Start of DATA ROWS

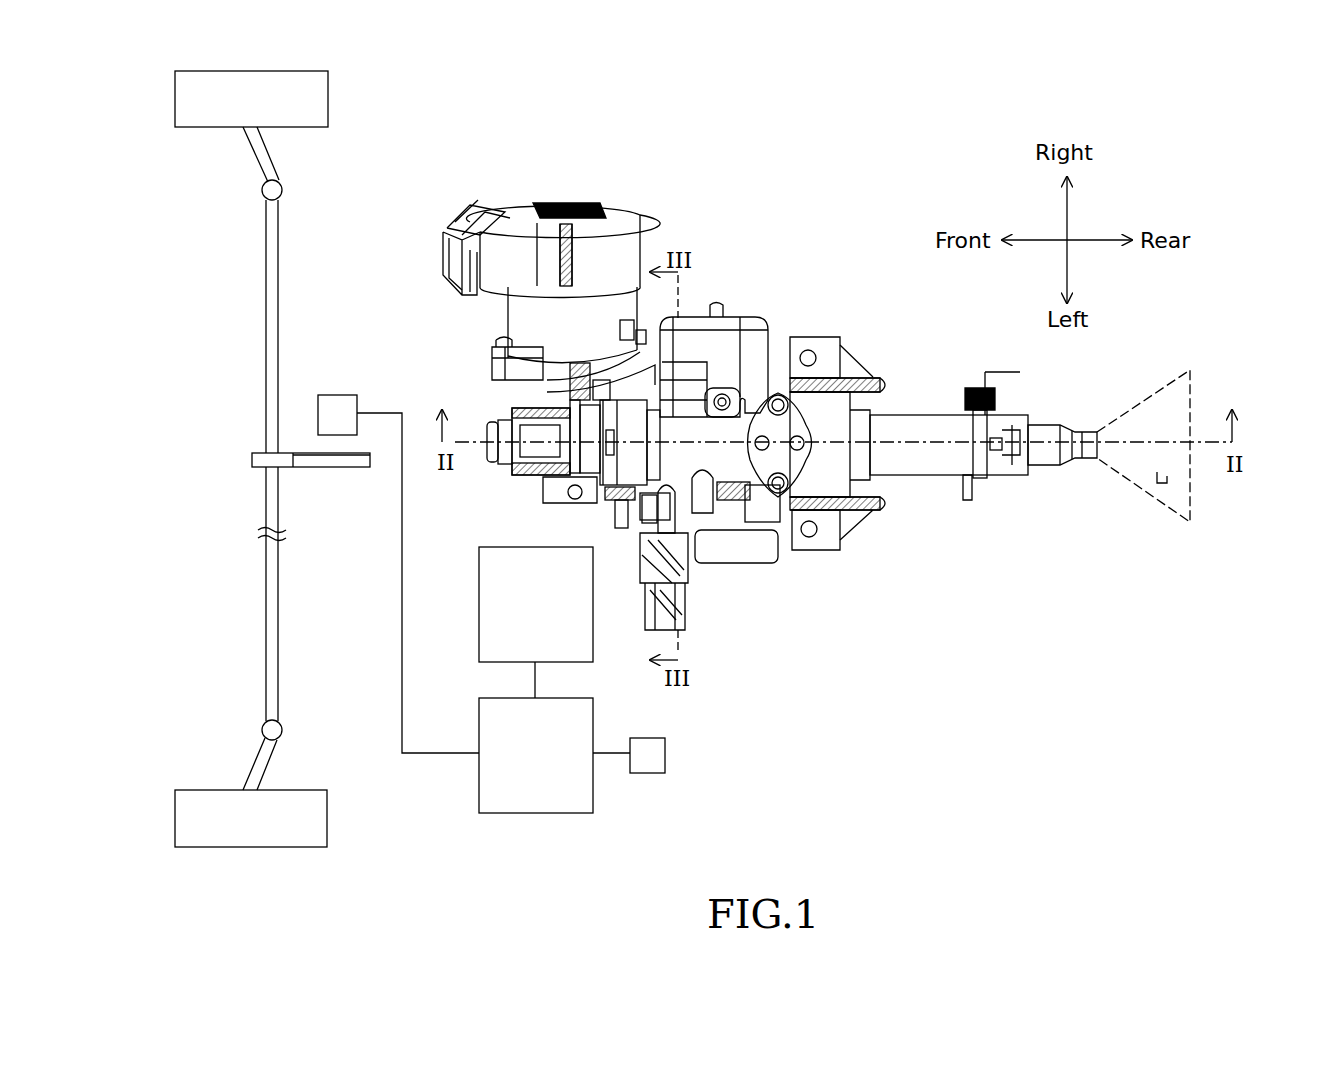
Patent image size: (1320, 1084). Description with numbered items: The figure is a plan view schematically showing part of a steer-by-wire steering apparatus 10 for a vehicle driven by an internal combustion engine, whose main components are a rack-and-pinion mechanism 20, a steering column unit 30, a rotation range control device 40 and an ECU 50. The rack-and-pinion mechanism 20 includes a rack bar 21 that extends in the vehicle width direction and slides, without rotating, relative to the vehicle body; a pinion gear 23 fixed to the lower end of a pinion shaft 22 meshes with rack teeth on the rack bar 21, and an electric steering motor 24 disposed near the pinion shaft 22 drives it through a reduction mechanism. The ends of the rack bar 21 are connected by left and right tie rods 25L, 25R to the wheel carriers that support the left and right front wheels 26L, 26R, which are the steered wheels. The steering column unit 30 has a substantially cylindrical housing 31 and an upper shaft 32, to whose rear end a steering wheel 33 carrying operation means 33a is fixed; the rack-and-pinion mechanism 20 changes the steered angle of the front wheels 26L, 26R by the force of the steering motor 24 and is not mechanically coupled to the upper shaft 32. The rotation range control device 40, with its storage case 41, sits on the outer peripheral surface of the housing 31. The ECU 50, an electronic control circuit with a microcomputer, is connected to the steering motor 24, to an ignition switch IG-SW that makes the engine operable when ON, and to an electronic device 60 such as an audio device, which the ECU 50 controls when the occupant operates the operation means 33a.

The steer-by-wire steering apparatus 10 is at (840, 627).
The rack-and-pinion mechanism 20 is at (235, 599).
The rack bar 21 is at (265, 310).
The pinion shaft 22 is at (337, 470).
The pinion gear 23 is at (252, 460).
The electric steering motor 24 is at (337, 395).
The right tie rod 25R is at (265, 151).
The left tie rod 25L is at (265, 765).
The right front wheel 26R is at (320, 98).
The left front wheel 26L is at (313, 819).
The steering column unit 30 is at (919, 376).
The housing 31 is at (928, 477).
The upper shaft 32 is at (1045, 466).
The steering wheel 33 is at (1157, 385).
The operation means 33a is at (1161, 485).
The rotation range control device 40 is at (750, 310).
The storage case 41 is at (730, 317).
The ECU 50 is at (584, 800).
The electronic device 60 is at (480, 605).
The ignition switch IG-SW is at (665, 762).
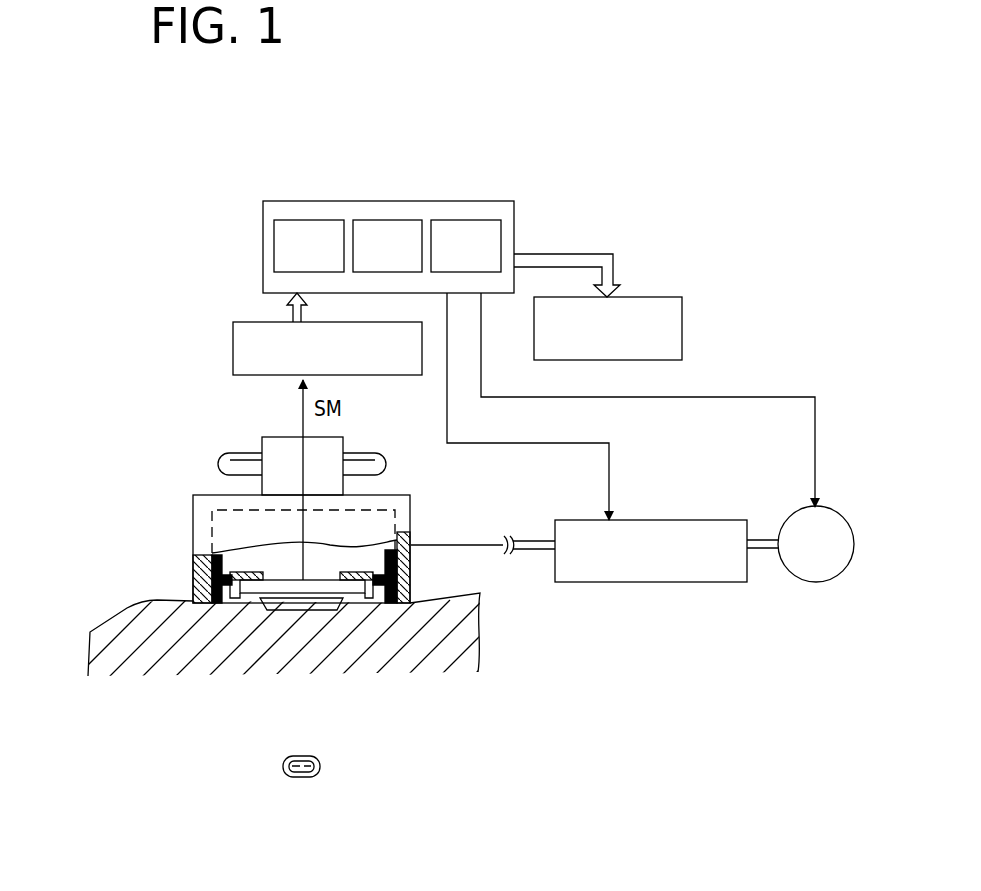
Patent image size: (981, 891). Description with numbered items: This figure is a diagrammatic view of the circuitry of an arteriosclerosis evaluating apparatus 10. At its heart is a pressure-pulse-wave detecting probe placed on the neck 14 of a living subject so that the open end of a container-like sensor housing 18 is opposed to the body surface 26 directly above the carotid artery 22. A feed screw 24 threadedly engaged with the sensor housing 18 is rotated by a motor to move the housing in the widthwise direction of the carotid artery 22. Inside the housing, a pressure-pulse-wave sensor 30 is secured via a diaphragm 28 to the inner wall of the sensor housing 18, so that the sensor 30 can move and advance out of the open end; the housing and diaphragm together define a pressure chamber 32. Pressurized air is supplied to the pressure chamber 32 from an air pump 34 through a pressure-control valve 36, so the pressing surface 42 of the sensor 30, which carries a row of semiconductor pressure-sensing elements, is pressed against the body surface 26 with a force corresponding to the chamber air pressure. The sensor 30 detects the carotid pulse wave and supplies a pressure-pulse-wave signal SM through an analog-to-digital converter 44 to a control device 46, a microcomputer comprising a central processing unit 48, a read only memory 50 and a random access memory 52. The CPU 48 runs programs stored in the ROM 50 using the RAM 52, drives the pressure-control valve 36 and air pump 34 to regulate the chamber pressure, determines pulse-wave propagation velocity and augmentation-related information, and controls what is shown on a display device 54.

The arteriosclerosis evaluating apparatus 10 is at (485, 122).
The neck 14 is at (80, 640).
The sensor housing 18 is at (198, 580).
The carotid artery 22 is at (303, 778).
The feed screw 24 is at (368, 462).
The body surface 26 is at (125, 610).
The diaphragm 28 is at (213, 603).
The pressure-pulse-wave sensor 30 is at (262, 612).
The pressure chamber 32 is at (334, 566).
The air pump 34 is at (817, 575).
The pressure-control valve 36 is at (725, 577).
The pressing surface 42 is at (327, 610).
The analog-to-digital converter 44 is at (242, 355).
The control device 46 is at (247, 252).
The central processing unit 48 is at (280, 238).
The read only memory 50 is at (397, 227).
The random access memory 52 is at (495, 225).
The display device 54 is at (678, 325).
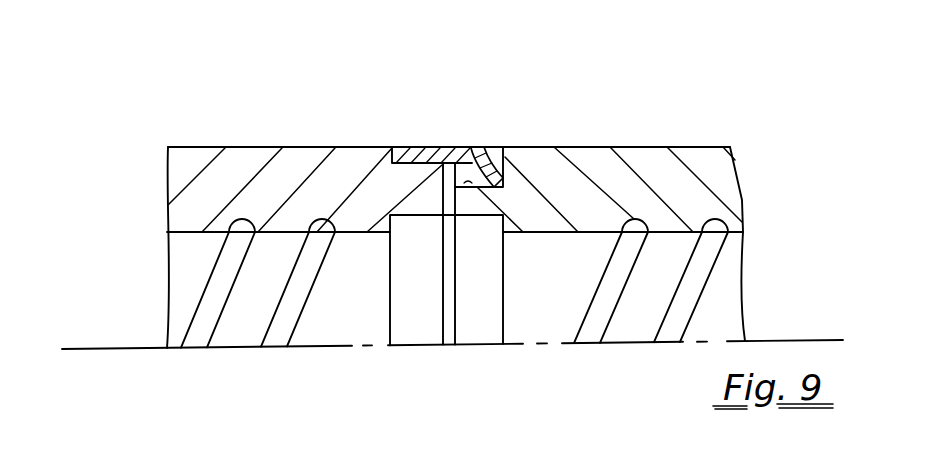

End of DATA ROWS

*WHAT NEEDS TO BE DONE*. Retype all of the records above word for word, omitting the pictures.

*PROBLEM SOLUTION*.
Patent image size: (1320, 1084). Description with numbered items: The figure is a plan view schematically showing part of a steer-by-wire steering apparatus 10 for a vehicle driven by an internal combustion engine, whose main components are a rack-and-pinion mechanism 20, a steering column unit 30, a rotation range control device 40 and an ECU 50. The rack-and-pinion mechanism 20 includes a rack bar 21 that extends in the vehicle width direction and slides, without rotating, relative to the vehicle body; a pinion gear 23 fixed to the lower end of a pinion shaft 22 meshes with rack teeth on the rack bar 21, and an electric steering motor 24 disposed near the pinion shaft 22 drives it through a reduction mechanism. The ends of the rack bar 21 are connected by left and right tie rods 25L, 25R to the wheel carriers that support the left and right front wheels 26L, 26R, which are the steered wheels. The steering column unit 30 has a substantially cylindrical housing 31 and an upper shaft 32, to whose rear end a steering wheel 33 carrying operation means 33a is fixed; the rack-and-pinion mechanism 20 changes the steered angle of the front wheels 26L, 26R by the force of the steering motor 24 and is not mechanically coupled to the upper shaft 32. The rotation range control device 40, with its storage case 41, sits on the outer peripheral surface of the housing 31. The ECU 50, an electronic control circuit with a microcomputer, is connected to the steering motor 24, to an ignition switch IG-SW that makes the engine operable when ON, and to an electronic device 60 such as an audio device, which the ECU 50 controls when the occupant operates the operation means 33a.

The steer-by-wire steering apparatus 10 is at (840, 627).
The rack-and-pinion mechanism 20 is at (235, 599).
The rack bar 21 is at (265, 310).
The pinion shaft 22 is at (337, 470).
The pinion gear 23 is at (252, 460).
The electric steering motor 24 is at (337, 395).
The right tie rod 25R is at (265, 151).
The left tie rod 25L is at (265, 765).
The right front wheel 26R is at (320, 98).
The left front wheel 26L is at (313, 819).
The steering column unit 30 is at (919, 376).
The housing 31 is at (928, 477).
The upper shaft 32 is at (1045, 466).
The steering wheel 33 is at (1157, 385).
The operation means 33a is at (1161, 485).
The rotation range control device 40 is at (750, 310).
The storage case 41 is at (730, 317).
The ECU 50 is at (584, 800).
The electronic device 60 is at (480, 605).
The ignition switch IG-SW is at (665, 762).
Patent image size: (981, 891). Description with numbered items: This figure is a diagrammatic view of the circuitry of an arteriosclerosis evaluating apparatus 10. At its heart is a pressure-pulse-wave detecting probe placed on the neck 14 of a living subject so that the open end of a container-like sensor housing 18 is opposed to the body surface 26 directly above the carotid artery 22. A feed screw 24 threadedly engaged with the sensor housing 18 is rotated by a motor to move the housing in the widthwise direction of the carotid artery 22. Inside the housing, a pressure-pulse-wave sensor 30 is secured via a diaphragm 28 to the inner wall of the sensor housing 18, so that the sensor 30 can move and advance out of the open end; the housing and diaphragm together define a pressure chamber 32. Pressurized air is supplied to the pressure chamber 32 from an air pump 34 through a pressure-control valve 36, so the pressing surface 42 of the sensor 30, which carries a row of semiconductor pressure-sensing elements, is pressed against the body surface 26 with a force corresponding to the chamber air pressure. The sensor 30 detects the carotid pulse wave and supplies a pressure-pulse-wave signal SM through an analog-to-digital converter 44 to a control device 46, a microcomputer comprising a central processing unit 48, a read only memory 50 and a random access memory 52. The CPU 48 runs programs stored in the ROM 50 using the RAM 52, drives the pressure-control valve 36 and air pump 34 to regulate the chamber pressure, determines pulse-wave propagation velocity and augmentation-related information, and controls what is shown on a display device 54.

The arteriosclerosis evaluating apparatus 10 is at (485, 122).
The neck 14 is at (80, 640).
The sensor housing 18 is at (198, 580).
The carotid artery 22 is at (303, 778).
The feed screw 24 is at (368, 462).
The body surface 26 is at (125, 610).
The diaphragm 28 is at (213, 603).
The pressure-pulse-wave sensor 30 is at (262, 612).
The pressure chamber 32 is at (334, 566).
The air pump 34 is at (817, 575).
The pressure-control valve 36 is at (725, 577).
The pressing surface 42 is at (327, 610).
The analog-to-digital converter 44 is at (242, 355).
The control device 46 is at (247, 252).
The central processing unit 48 is at (280, 238).
The read only memory 50 is at (397, 227).
The random access memory 52 is at (495, 225).
The display device 54 is at (678, 325).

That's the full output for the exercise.